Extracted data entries
- - -

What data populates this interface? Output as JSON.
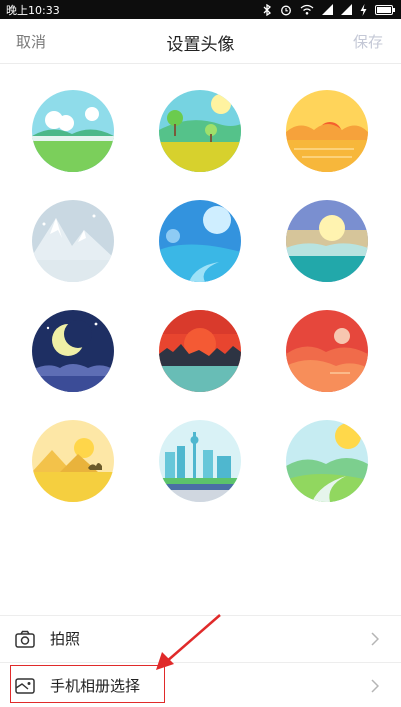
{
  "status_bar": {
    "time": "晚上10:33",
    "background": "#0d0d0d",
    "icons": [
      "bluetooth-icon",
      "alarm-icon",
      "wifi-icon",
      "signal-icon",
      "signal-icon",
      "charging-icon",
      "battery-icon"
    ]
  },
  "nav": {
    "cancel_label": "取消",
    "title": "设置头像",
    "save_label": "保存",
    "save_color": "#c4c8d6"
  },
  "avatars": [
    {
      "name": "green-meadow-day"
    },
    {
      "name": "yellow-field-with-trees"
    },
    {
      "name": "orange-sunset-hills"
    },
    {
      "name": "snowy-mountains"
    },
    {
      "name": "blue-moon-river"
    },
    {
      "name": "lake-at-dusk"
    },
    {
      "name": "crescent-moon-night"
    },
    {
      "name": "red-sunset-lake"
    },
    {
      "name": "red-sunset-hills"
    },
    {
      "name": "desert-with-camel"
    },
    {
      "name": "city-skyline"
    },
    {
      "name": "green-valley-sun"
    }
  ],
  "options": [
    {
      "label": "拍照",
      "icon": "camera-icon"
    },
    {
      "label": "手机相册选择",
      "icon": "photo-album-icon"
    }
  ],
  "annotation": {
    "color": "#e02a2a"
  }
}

- - -

What you need to do
Ignore the images and quote every line of the listing exactly.

Reply to the task
What data populates this interface? Output as JSON.
{
  "status_bar": {
    "time": "晚上10:33",
    "background": "#0d0d0d",
    "icons": [
      "bluetooth-icon",
      "alarm-icon",
      "wifi-icon",
      "signal-icon",
      "signal-icon",
      "charging-icon",
      "battery-icon"
    ]
  },
  "nav": {
    "cancel_label": "取消",
    "title": "设置头像",
    "save_label": "保存",
    "save_color": "#c4c8d6"
  },
  "avatars": [
    {
      "name": "green-meadow-day"
    },
    {
      "name": "yellow-field-with-trees"
    },
    {
      "name": "orange-sunset-hills"
    },
    {
      "name": "snowy-mountains"
    },
    {
      "name": "blue-moon-river"
    },
    {
      "name": "lake-at-dusk"
    },
    {
      "name": "crescent-moon-night"
    },
    {
      "name": "red-sunset-lake"
    },
    {
      "name": "red-sunset-hills"
    },
    {
      "name": "desert-with-camel"
    },
    {
      "name": "city-skyline"
    },
    {
      "name": "green-valley-sun"
    }
  ],
  "options": [
    {
      "label": "拍照",
      "icon": "camera-icon"
    },
    {
      "label": "手机相册选择",
      "icon": "photo-album-icon"
    }
  ],
  "annotation": {
    "color": "#e02a2a"
  }
}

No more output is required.